═════ Data entries ═════

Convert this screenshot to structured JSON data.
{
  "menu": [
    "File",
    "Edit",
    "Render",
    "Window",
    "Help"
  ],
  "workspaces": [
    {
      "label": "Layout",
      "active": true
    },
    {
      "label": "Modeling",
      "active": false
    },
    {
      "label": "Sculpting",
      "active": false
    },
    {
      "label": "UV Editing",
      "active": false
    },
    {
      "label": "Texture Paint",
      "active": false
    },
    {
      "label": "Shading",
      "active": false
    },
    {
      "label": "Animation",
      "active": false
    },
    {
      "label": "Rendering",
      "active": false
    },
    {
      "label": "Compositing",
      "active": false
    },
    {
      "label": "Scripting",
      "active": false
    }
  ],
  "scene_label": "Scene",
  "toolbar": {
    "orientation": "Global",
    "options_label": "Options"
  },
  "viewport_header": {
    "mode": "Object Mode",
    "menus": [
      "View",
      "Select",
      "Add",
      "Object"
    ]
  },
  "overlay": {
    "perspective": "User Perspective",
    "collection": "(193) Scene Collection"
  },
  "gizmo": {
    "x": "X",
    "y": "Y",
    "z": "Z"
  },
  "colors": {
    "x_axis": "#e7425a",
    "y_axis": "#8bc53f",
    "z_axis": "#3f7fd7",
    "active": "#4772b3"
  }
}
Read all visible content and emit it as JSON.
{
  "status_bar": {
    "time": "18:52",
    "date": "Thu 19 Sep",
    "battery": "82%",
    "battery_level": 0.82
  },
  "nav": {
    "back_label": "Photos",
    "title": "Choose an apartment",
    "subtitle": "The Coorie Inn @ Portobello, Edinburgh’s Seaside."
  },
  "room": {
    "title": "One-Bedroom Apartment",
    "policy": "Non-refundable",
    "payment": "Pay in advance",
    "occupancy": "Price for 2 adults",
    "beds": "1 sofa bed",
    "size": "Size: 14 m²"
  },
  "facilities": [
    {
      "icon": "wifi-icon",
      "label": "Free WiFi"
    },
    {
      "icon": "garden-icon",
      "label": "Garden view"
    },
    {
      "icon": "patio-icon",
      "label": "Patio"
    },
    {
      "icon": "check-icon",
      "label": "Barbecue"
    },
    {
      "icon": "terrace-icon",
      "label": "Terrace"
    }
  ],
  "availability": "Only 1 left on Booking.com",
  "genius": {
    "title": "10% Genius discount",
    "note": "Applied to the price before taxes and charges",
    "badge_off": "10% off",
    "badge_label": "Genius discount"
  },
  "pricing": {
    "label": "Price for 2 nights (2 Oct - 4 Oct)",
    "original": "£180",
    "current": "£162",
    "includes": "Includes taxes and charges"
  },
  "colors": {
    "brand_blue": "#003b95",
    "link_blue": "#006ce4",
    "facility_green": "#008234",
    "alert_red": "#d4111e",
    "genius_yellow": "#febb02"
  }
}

═════

● **Aim**: Show the lines where the word "discount" appears in the entries.

● **Written response**:
    "title": "10% Genius discount",
    "badge_label": "Genius discount"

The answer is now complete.